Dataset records
......

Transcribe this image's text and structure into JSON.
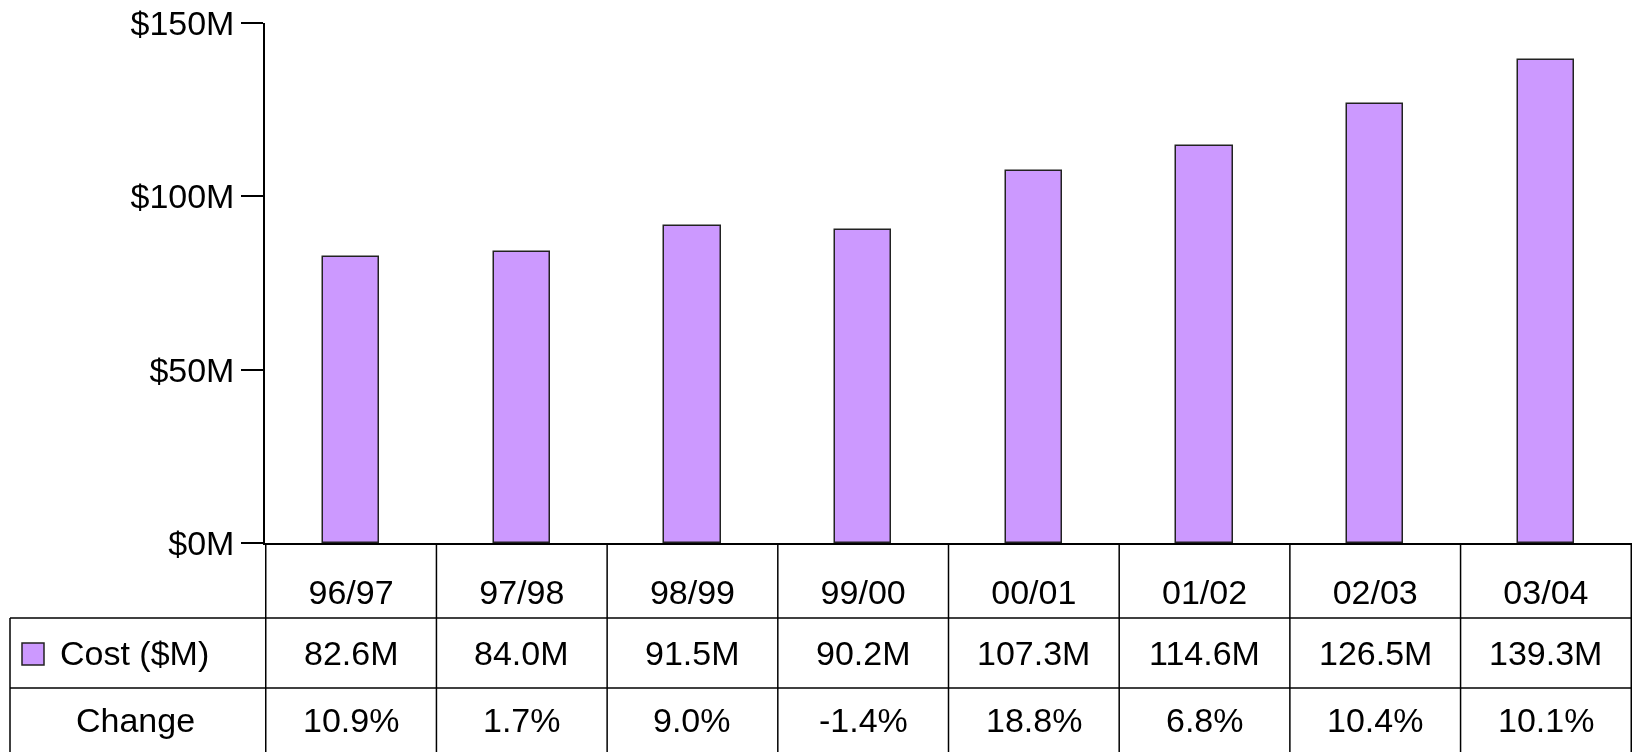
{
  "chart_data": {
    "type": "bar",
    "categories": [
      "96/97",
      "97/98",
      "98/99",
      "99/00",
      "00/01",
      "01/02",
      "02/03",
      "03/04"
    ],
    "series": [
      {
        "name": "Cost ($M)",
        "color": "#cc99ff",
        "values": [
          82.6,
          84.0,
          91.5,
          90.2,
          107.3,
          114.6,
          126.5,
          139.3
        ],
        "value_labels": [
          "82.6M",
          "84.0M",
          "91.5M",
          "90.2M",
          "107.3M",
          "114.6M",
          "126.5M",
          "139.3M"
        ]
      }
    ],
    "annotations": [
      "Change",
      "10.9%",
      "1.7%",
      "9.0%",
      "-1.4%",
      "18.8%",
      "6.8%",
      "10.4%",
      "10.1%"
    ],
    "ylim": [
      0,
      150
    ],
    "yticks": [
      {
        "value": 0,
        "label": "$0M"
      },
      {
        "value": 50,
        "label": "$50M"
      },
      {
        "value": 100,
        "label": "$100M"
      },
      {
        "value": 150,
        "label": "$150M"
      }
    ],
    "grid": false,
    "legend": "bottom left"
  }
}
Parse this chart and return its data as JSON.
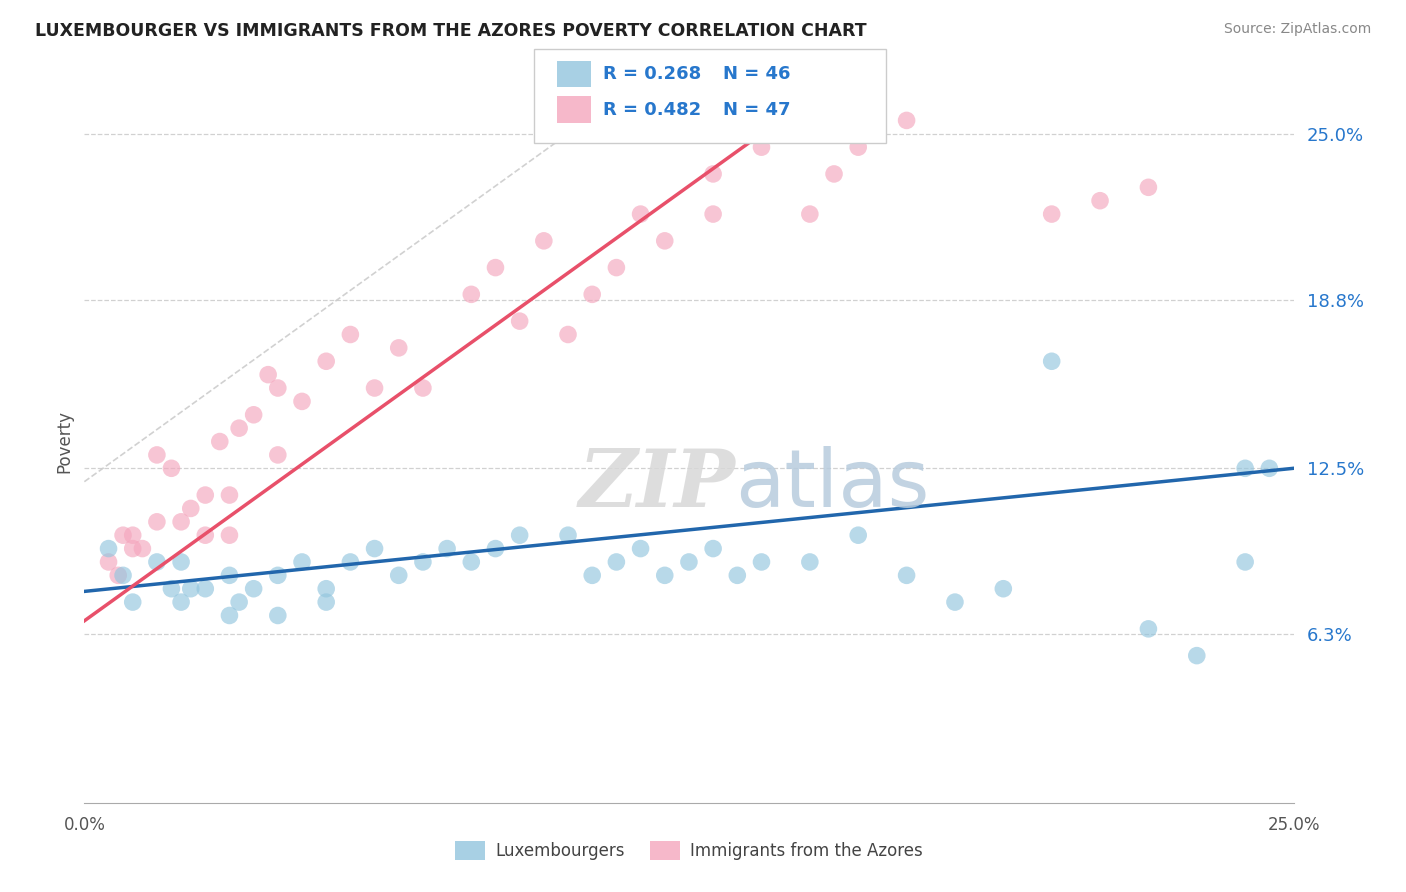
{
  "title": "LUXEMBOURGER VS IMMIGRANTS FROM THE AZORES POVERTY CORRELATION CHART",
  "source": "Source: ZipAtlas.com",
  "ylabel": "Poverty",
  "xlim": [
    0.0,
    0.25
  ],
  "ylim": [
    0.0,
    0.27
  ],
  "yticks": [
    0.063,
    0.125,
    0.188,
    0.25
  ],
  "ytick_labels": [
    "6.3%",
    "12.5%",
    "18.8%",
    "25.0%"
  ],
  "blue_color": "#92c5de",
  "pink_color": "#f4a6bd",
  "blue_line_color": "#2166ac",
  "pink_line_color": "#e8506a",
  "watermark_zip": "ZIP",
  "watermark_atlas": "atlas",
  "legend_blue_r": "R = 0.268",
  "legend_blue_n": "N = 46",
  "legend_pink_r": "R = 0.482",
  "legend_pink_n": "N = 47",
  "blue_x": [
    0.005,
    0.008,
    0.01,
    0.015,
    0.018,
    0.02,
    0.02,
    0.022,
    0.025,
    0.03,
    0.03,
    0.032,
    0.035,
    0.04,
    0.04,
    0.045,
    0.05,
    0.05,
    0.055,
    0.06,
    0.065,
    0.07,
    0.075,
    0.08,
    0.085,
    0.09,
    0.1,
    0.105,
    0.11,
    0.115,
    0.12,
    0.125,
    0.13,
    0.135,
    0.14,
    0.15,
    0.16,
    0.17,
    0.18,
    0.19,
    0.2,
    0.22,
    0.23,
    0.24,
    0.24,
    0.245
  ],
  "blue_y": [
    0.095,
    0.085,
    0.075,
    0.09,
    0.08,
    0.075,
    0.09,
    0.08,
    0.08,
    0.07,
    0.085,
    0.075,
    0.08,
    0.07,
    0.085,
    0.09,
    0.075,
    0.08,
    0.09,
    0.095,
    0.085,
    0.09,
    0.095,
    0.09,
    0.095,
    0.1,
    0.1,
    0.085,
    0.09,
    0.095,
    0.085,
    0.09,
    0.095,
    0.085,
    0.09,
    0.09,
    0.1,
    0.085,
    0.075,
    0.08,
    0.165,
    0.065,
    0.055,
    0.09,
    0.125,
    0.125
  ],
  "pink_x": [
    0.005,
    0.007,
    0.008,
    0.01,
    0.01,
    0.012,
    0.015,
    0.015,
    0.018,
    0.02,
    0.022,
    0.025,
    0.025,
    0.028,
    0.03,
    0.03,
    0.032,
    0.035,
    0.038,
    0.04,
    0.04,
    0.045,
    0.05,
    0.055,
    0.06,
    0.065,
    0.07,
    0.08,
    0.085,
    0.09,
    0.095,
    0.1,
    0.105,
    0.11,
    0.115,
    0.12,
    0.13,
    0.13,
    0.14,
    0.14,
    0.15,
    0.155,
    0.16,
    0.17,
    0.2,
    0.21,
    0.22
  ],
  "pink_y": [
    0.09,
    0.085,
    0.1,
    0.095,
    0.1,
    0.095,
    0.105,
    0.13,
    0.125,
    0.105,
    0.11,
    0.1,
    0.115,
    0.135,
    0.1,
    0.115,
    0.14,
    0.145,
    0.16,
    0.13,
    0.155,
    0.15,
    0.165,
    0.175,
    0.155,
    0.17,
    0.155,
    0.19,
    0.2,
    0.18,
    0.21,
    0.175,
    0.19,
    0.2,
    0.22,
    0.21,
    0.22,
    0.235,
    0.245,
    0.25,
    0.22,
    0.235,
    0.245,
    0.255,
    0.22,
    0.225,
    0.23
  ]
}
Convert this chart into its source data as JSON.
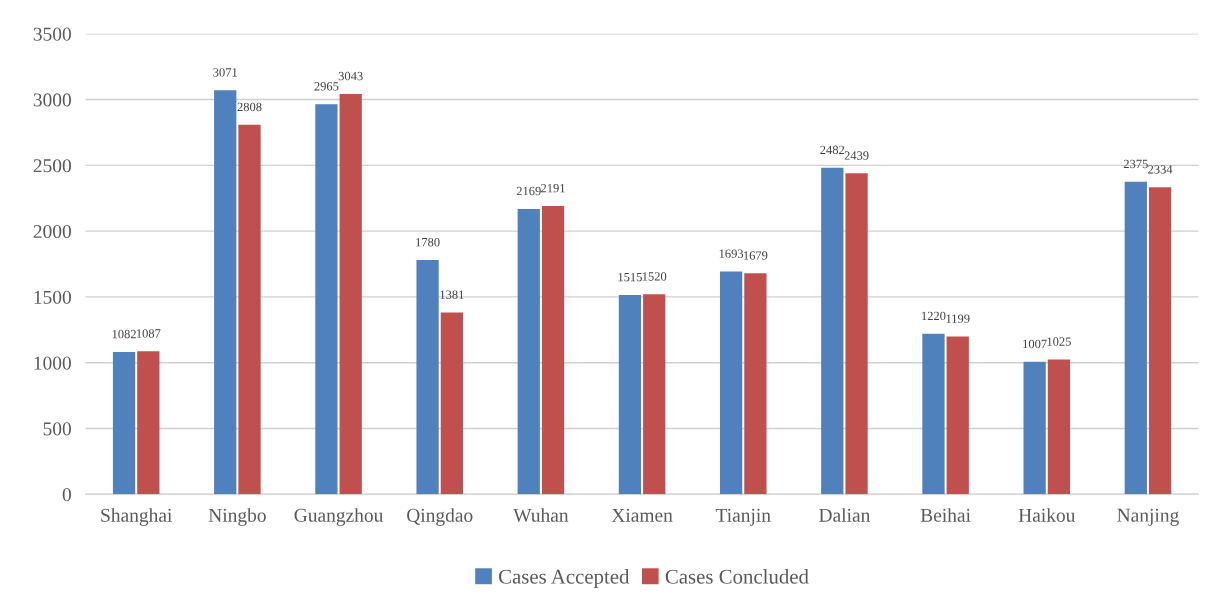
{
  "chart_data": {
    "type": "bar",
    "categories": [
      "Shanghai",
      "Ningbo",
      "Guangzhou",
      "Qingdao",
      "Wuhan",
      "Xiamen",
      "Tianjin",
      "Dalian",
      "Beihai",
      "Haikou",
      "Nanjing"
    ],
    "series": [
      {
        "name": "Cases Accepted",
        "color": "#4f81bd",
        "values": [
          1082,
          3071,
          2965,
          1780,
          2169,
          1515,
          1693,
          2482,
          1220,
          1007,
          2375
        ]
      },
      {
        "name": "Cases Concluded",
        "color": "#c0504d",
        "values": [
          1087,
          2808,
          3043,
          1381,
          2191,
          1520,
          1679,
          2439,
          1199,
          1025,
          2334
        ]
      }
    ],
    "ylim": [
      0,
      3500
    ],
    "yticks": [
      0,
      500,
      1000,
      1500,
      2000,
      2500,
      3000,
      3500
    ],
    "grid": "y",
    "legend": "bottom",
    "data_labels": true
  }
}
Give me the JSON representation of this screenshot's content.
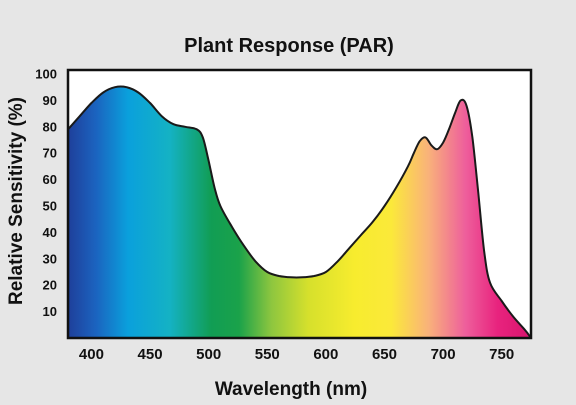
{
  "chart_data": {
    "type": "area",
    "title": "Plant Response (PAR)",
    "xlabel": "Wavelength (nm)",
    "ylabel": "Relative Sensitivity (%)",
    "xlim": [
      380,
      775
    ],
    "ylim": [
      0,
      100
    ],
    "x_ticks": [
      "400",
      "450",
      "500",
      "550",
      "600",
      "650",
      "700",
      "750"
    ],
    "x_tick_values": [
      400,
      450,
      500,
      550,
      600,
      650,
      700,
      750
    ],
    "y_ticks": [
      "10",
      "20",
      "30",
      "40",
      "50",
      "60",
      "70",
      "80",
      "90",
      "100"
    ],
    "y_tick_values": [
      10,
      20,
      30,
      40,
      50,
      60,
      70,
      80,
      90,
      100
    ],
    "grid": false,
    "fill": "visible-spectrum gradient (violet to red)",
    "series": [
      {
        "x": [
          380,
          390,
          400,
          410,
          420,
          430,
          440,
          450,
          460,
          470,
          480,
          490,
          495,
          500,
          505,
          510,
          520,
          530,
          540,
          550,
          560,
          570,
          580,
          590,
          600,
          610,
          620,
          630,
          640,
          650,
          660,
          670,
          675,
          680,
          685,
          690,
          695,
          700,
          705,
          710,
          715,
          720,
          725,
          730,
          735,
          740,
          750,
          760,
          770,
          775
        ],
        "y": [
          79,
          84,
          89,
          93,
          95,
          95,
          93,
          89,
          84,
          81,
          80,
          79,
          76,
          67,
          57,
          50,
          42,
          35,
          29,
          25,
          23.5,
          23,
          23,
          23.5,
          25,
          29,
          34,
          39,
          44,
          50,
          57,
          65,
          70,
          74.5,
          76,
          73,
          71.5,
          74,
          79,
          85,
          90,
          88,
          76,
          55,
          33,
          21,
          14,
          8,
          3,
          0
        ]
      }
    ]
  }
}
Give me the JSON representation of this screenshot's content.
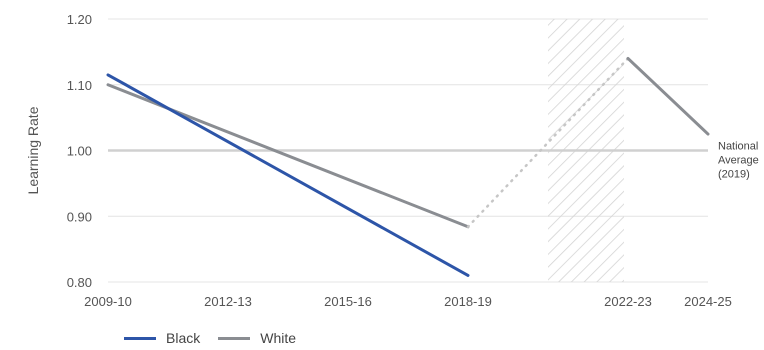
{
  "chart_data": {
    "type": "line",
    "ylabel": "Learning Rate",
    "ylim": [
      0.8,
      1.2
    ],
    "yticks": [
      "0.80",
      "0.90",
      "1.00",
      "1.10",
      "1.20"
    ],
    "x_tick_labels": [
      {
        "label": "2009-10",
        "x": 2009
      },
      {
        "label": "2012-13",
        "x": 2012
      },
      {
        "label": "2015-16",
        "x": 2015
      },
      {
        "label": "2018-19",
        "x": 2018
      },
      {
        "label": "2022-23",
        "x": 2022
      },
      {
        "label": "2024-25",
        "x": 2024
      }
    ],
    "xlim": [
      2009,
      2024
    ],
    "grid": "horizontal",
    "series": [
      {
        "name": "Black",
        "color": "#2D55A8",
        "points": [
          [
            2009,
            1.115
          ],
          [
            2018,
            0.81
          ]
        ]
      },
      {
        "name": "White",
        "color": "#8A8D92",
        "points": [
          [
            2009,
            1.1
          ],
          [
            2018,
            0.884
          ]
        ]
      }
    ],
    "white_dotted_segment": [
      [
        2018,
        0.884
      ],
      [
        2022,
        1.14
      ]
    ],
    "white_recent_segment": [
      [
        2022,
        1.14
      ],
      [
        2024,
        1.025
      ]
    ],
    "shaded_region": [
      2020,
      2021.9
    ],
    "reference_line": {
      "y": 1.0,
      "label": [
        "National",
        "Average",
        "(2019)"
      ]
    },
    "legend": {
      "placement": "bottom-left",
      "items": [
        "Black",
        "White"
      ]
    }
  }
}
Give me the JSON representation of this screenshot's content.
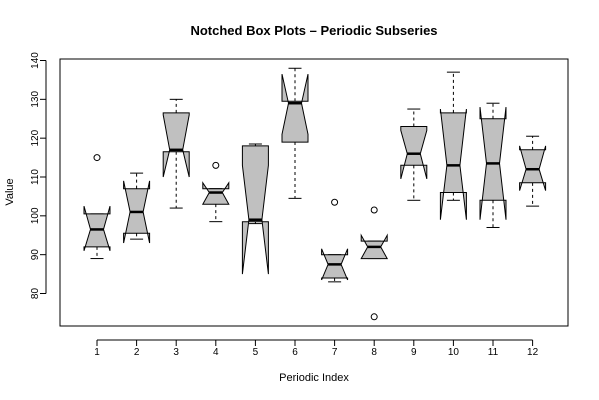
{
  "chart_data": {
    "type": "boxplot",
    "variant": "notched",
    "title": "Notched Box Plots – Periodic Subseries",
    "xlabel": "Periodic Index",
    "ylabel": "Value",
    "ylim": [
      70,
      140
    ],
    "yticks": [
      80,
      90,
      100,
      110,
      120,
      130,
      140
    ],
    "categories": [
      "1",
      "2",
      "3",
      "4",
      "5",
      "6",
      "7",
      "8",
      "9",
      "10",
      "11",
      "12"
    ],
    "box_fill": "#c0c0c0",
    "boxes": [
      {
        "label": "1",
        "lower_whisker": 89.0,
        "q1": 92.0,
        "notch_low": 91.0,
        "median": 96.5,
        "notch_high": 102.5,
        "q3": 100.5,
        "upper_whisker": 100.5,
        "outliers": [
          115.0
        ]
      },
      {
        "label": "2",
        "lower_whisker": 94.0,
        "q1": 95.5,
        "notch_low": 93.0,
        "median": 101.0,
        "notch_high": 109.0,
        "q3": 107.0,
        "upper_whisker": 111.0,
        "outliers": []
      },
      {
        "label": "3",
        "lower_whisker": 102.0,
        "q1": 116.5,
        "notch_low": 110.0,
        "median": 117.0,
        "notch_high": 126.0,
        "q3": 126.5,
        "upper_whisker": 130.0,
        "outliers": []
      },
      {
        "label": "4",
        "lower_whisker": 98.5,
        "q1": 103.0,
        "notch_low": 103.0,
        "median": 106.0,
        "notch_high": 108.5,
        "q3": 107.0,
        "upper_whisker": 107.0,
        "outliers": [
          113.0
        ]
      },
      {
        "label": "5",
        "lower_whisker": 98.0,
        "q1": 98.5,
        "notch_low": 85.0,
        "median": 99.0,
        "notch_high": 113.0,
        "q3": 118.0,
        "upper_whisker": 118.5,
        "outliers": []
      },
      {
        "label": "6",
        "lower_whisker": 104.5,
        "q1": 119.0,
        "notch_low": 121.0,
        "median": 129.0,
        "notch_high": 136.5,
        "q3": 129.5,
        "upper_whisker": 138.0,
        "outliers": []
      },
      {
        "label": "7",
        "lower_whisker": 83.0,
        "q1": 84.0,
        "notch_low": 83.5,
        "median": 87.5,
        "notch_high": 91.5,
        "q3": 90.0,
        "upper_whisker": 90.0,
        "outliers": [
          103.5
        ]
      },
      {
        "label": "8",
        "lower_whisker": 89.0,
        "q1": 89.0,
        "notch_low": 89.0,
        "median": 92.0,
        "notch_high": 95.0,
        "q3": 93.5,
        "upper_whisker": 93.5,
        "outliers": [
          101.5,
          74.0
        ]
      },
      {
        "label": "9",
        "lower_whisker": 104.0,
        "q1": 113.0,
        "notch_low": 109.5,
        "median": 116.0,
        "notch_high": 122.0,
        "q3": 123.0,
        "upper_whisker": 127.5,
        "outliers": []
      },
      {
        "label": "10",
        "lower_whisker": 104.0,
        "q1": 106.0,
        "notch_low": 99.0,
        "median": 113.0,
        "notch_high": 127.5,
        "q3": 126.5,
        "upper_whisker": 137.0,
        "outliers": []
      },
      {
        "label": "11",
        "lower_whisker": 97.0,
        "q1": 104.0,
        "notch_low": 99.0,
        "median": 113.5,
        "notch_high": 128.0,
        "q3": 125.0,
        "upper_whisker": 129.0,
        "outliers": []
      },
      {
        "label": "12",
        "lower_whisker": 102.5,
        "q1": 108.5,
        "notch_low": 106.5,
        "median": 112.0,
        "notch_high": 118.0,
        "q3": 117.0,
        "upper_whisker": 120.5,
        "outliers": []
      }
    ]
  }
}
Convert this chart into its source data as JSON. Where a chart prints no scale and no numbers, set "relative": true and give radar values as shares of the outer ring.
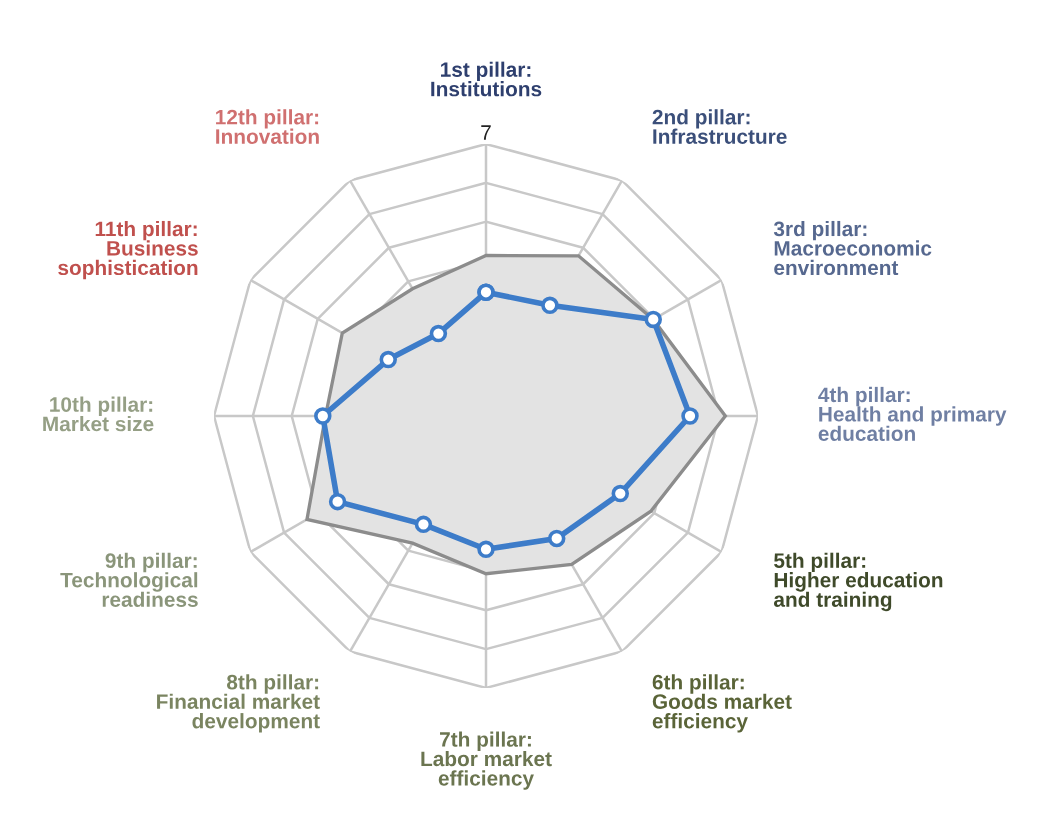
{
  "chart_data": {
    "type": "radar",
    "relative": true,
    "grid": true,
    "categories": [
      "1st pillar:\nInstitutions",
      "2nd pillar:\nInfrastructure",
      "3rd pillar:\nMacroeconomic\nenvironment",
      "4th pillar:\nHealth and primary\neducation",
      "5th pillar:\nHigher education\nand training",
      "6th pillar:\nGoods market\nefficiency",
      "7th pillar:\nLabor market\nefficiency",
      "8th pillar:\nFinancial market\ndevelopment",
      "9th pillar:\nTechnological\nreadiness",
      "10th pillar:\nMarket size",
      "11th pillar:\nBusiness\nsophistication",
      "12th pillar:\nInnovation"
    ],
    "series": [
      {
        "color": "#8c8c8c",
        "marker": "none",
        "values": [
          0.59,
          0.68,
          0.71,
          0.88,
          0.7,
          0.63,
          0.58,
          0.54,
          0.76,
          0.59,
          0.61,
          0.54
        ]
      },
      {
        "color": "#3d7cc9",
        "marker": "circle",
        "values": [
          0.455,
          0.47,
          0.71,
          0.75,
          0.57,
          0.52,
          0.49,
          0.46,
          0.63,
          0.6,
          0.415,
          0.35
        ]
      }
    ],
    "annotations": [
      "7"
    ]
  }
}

......

→ **What to work on**
What is the number of lines above that hold the string "radar"? Answer with that number alone.

→ **Full solution**
2